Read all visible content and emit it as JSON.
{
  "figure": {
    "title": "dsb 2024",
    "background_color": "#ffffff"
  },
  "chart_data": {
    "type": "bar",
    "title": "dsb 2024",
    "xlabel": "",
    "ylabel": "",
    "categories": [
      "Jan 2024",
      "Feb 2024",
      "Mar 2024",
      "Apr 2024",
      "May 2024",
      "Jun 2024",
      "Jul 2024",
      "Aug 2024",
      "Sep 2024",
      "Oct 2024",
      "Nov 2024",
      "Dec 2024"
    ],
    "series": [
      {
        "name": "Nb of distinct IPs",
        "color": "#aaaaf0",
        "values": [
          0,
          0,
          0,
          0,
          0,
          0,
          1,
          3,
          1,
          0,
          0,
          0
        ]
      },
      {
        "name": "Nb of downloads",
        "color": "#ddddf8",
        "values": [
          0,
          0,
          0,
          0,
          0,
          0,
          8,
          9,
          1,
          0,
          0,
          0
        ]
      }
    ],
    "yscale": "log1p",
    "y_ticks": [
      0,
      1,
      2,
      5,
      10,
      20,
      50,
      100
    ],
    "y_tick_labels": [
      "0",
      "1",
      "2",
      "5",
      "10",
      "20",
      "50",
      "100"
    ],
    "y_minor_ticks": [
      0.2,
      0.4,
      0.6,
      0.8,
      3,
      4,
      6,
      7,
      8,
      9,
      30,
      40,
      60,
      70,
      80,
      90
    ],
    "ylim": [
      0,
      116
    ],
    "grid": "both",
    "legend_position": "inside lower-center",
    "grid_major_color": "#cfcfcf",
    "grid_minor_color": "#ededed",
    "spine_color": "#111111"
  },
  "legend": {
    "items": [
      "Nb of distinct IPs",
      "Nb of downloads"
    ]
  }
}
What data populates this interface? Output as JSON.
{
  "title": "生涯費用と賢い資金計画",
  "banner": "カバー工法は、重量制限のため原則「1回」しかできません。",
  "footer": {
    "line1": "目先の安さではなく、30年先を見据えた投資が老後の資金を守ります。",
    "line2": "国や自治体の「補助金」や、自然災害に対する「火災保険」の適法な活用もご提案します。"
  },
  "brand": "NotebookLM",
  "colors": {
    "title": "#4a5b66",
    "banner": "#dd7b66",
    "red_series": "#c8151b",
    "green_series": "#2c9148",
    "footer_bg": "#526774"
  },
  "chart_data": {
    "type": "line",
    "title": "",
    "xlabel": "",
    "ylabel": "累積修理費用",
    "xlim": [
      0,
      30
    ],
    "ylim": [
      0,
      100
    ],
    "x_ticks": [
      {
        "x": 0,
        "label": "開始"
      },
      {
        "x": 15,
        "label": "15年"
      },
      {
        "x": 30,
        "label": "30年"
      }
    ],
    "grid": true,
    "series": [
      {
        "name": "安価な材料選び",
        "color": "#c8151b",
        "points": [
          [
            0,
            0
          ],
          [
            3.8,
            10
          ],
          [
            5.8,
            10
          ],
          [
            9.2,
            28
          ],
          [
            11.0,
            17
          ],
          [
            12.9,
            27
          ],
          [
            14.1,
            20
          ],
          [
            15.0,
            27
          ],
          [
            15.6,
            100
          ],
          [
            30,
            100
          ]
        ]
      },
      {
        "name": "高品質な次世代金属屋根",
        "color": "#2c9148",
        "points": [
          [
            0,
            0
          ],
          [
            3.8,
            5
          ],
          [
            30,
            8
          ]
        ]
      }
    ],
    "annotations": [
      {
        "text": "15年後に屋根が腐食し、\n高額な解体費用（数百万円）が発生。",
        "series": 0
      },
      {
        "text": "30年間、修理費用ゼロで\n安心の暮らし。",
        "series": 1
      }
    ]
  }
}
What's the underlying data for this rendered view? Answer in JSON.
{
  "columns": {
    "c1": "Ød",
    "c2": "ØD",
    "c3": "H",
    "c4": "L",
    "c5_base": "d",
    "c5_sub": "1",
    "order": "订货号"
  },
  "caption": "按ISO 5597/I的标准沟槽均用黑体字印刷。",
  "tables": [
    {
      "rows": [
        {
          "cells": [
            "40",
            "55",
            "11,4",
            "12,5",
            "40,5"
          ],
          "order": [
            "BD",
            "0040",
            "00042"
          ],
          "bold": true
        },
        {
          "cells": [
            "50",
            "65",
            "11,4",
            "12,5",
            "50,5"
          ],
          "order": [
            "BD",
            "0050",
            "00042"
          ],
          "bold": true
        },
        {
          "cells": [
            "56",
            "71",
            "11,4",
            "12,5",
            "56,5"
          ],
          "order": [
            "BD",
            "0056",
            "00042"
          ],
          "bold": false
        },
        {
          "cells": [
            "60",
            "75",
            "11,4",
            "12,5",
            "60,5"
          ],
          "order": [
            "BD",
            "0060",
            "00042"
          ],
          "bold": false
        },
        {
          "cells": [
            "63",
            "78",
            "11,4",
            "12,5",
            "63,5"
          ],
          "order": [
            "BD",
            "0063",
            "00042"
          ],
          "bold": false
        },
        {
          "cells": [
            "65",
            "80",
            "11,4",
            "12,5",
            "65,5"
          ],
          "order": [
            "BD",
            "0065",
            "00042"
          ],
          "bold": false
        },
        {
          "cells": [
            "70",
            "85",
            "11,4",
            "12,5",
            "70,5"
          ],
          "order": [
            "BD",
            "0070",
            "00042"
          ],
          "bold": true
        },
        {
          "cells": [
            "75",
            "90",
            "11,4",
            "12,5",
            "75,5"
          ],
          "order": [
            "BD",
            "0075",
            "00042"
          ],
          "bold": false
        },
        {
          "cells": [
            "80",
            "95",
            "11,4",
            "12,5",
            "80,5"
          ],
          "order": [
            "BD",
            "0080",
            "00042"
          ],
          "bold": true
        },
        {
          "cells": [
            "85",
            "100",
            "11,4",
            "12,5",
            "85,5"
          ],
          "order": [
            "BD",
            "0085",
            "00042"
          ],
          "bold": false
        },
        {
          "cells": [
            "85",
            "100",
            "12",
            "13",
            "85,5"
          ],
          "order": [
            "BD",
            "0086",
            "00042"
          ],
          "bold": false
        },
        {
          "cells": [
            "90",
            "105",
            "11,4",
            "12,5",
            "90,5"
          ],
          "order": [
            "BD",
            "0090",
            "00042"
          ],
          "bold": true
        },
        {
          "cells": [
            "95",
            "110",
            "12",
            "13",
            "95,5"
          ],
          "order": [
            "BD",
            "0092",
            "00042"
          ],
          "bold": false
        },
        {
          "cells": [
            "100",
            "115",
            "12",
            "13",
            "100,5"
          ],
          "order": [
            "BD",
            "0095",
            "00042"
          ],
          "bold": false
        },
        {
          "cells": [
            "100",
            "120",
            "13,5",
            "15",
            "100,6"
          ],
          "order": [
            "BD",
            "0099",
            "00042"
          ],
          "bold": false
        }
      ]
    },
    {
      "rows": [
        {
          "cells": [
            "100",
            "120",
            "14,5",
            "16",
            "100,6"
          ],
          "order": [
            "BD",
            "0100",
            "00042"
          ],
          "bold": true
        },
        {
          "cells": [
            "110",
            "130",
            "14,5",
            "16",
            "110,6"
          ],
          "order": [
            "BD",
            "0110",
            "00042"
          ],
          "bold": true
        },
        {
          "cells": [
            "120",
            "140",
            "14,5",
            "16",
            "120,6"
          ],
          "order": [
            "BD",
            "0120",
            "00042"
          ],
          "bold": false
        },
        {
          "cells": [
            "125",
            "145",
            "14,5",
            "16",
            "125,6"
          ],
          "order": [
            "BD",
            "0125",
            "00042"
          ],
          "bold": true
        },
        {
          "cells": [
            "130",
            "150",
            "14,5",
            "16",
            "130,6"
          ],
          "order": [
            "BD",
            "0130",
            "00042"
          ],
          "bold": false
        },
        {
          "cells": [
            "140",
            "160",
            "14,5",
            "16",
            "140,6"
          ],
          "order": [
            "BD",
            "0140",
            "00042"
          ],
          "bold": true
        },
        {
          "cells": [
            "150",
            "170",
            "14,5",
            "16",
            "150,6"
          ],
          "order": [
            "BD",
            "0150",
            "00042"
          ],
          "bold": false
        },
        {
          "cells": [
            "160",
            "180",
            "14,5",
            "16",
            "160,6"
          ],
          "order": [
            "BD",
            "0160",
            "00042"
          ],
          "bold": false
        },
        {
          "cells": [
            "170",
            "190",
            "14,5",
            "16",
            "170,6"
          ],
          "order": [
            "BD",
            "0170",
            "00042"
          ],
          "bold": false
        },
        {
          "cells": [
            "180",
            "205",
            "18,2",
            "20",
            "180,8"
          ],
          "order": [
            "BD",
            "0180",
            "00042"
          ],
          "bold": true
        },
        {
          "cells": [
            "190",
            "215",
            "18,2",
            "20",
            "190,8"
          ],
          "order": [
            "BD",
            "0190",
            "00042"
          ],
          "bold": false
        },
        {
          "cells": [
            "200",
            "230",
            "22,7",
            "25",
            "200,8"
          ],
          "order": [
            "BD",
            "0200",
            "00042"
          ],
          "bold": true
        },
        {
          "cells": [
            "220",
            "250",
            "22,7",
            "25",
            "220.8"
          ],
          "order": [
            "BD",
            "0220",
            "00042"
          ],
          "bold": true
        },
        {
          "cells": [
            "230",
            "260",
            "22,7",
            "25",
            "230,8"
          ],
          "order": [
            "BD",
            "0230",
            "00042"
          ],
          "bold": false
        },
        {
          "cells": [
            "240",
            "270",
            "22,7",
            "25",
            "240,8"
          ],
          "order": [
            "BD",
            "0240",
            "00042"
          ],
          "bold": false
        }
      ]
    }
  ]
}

» **Problem to work on**
State the number of lines in these entries that include the string "JSON". Provide nothing beyond that number.

» **Exercise output**
3